> EXERCISE PROMPT
For each line in the data below that holds "OPPORTUNITY", return a copy.
======== GIVEN RECORDS
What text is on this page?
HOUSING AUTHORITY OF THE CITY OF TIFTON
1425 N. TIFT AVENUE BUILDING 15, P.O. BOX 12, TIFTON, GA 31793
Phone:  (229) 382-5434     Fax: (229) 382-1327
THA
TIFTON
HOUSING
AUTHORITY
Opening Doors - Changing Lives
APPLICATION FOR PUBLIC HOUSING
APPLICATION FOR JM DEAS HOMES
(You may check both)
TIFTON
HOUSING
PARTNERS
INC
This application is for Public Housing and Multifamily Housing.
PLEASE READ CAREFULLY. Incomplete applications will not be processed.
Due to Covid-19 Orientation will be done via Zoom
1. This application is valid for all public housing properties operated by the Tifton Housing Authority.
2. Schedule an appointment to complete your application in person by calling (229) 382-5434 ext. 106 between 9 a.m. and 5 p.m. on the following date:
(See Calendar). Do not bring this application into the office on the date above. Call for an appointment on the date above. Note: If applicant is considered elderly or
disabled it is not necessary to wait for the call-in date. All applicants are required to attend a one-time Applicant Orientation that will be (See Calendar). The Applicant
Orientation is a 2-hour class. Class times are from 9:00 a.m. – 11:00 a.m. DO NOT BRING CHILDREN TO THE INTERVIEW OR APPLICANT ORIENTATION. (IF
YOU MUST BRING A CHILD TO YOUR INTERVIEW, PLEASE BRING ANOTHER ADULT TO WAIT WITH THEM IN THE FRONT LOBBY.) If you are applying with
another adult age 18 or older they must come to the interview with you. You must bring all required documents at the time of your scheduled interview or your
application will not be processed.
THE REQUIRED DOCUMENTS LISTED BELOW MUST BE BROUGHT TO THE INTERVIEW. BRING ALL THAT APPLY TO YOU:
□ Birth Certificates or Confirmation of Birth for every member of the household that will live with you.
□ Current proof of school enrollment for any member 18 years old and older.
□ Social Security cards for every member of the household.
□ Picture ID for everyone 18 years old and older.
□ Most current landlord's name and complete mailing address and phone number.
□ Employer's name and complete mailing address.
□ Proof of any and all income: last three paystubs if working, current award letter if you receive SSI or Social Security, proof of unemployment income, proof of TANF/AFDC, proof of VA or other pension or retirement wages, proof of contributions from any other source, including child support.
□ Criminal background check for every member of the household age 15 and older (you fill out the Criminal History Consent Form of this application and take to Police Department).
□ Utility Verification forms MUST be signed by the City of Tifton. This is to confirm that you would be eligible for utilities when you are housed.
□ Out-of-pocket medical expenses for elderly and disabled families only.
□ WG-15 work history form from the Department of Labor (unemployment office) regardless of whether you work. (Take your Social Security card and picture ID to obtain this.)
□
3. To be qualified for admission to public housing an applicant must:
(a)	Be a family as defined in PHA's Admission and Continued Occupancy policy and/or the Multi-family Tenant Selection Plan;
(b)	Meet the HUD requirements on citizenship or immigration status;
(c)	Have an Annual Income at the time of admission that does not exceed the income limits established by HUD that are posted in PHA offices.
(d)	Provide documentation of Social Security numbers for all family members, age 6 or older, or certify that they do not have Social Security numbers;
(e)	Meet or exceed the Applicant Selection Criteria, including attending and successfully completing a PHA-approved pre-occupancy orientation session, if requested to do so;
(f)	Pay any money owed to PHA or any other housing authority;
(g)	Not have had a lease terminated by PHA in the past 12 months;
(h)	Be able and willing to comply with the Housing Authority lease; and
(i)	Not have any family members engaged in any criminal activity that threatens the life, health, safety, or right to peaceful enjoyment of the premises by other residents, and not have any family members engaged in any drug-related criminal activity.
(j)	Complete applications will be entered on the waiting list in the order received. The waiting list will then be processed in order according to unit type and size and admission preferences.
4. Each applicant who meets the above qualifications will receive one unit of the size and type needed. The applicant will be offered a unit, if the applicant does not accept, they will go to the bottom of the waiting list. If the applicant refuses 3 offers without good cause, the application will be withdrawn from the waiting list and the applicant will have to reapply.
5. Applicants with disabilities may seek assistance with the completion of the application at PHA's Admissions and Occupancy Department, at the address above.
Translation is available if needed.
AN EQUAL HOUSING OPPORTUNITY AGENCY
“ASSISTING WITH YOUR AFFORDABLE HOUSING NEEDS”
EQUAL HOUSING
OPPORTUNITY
================
> SOLUTION FOR THIS TASK
AN EQUAL HOUSING OPPORTUNITY AGENCY
OPPORTUNITY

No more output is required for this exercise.